# INFORMATION PROVIDED
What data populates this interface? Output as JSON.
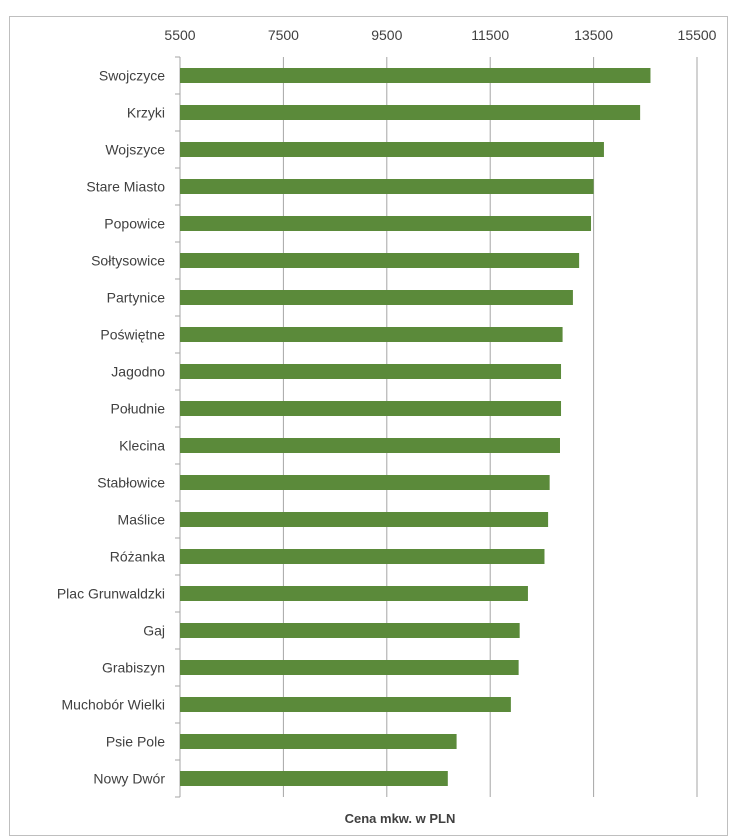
{
  "chart_data": {
    "type": "bar",
    "orientation": "horizontal",
    "categories": [
      "Swojczyce",
      "Krzyki",
      "Wojszyce",
      "Stare Miasto",
      "Popowice",
      "Sołtysowice",
      "Partynice",
      "Poświętne",
      "Jagodno",
      "Południe",
      "Klecina",
      "Stabłowice",
      "Maślice",
      "Różanka",
      "Plac Grunwaldzki",
      "Gaj",
      "Grabiszyn",
      "Muchobór Wielki",
      "Psie Pole",
      "Nowy Dwór"
    ],
    "values": [
      14600,
      14400,
      13700,
      13500,
      13450,
      13220,
      13100,
      12900,
      12870,
      12870,
      12850,
      12650,
      12620,
      12550,
      12230,
      12070,
      12050,
      11900,
      10850,
      10680
    ],
    "xlabel": "Cena mkw. w PLN",
    "xlim": [
      5500,
      15500
    ],
    "xticks": [
      5500,
      7500,
      9500,
      11500,
      13500,
      15500
    ],
    "xtick_position": "top",
    "grid": true,
    "bar_color": "#5b8a3a",
    "grid_color": "#a6a6a6"
  }
}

# STATED TASK
Each record above should come back exactly the same, only without its pictures.

# EXERCISE RESPONSE
What data populates this interface? Output as JSON.
{
  "chart_data": {
    "type": "bar",
    "orientation": "horizontal",
    "categories": [
      "Swojczyce",
      "Krzyki",
      "Wojszyce",
      "Stare Miasto",
      "Popowice",
      "Sołtysowice",
      "Partynice",
      "Poświętne",
      "Jagodno",
      "Południe",
      "Klecina",
      "Stabłowice",
      "Maślice",
      "Różanka",
      "Plac Grunwaldzki",
      "Gaj",
      "Grabiszyn",
      "Muchobór Wielki",
      "Psie Pole",
      "Nowy Dwór"
    ],
    "values": [
      14600,
      14400,
      13700,
      13500,
      13450,
      13220,
      13100,
      12900,
      12870,
      12870,
      12850,
      12650,
      12620,
      12550,
      12230,
      12070,
      12050,
      11900,
      10850,
      10680
    ],
    "xlabel": "Cena mkw. w PLN",
    "xlim": [
      5500,
      15500
    ],
    "xticks": [
      5500,
      7500,
      9500,
      11500,
      13500,
      15500
    ],
    "xtick_position": "top",
    "grid": true,
    "bar_color": "#5b8a3a",
    "grid_color": "#a6a6a6"
  }
}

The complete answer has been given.